● **Directive**
Rewrite the rows below as a numbered list. Skip any blank lines and omit the pictures.

━━━━━━━━━━━━━━━━

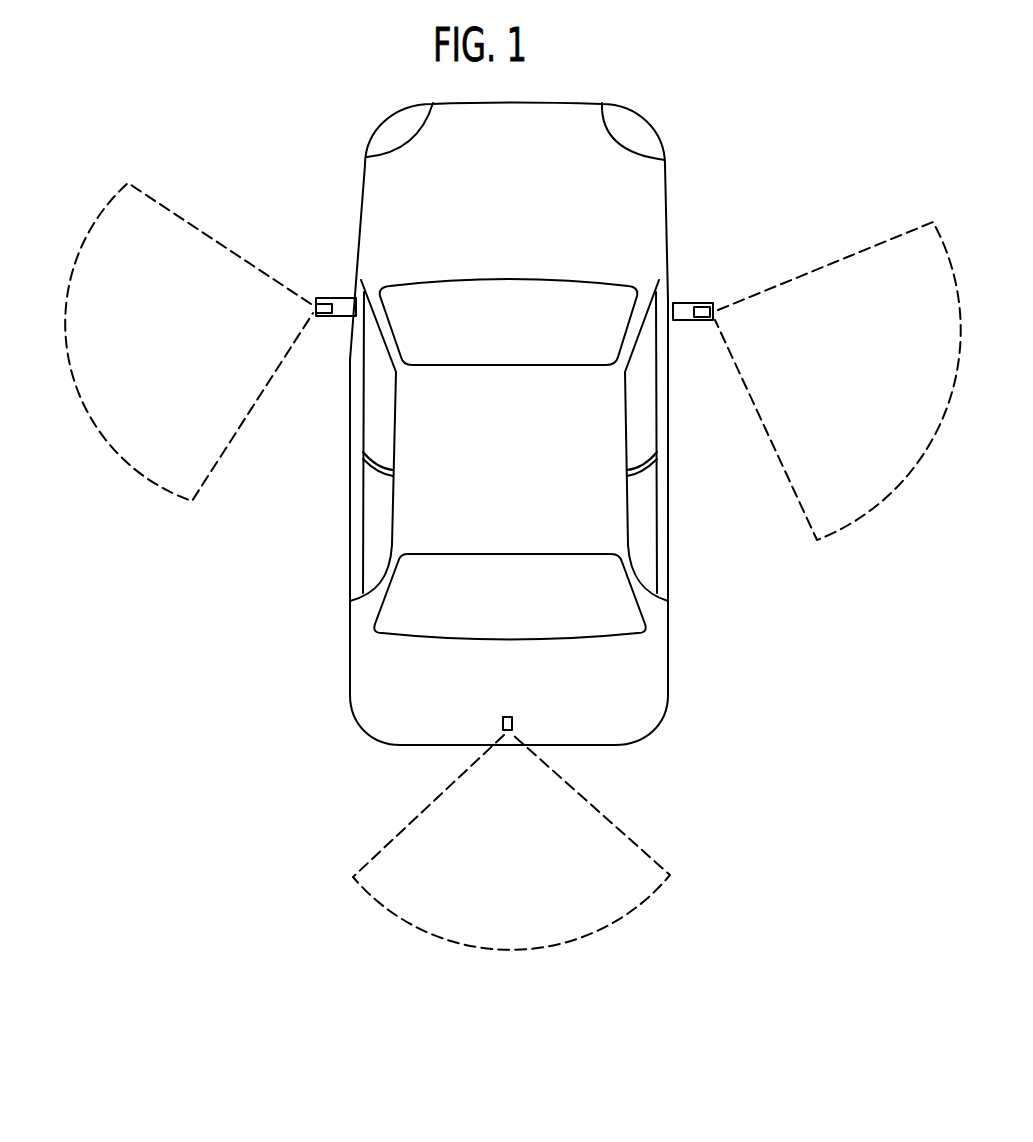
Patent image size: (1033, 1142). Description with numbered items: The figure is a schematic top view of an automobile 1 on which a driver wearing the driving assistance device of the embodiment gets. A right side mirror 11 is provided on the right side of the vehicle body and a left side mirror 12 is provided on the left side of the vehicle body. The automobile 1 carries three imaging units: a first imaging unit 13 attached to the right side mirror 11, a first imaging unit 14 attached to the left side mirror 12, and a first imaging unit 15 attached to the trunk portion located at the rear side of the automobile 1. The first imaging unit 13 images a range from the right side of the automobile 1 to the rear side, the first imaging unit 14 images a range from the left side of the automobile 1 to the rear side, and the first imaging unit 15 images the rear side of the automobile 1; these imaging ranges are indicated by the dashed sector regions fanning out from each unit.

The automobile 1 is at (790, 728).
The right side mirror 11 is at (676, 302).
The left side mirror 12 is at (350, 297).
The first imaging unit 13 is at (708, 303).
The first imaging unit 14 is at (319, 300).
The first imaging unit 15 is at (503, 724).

━━━━━━━━━━━━━━━━

● **Response below**
1. Patent image size: (1033, 1142). Description with numbered items: The figure is a schematic top view of an automobile 1 on which a driver wearing the driving assistance device of the embodiment gets. A right side mirror 11 is provided on the right side of the vehicle body and a left side mirror 12 is provided on the left side of the vehicle body. The automobile 1 carries three imaging units: a first imaging unit 13 attached to the right side mirror 11, a first imaging unit 14 attached to the left side mirror 12, and a first imaging unit 15 attached to the trunk portion located at the rear side of the automobile 1. The first imaging unit 13 images a range from the right side of the automobile 1 to the rear side, the first imaging unit 14 images a range from the left side of the automobile 1 to the rear side, and the first imaging unit 15 images the rear side of the automobile 1; these imaging ranges are indicated by the dashed sector regions fanning out from each unit.
2. The automobile 1 is at (790, 728).
3. The right side mirror 11 is at (676, 302).
4. The left side mirror 12 is at (350, 297).
5. The first imaging unit 13 is at (708, 303).
6. The first imaging unit 14 is at (319, 300).
7. The first imaging unit 15 is at (503, 724).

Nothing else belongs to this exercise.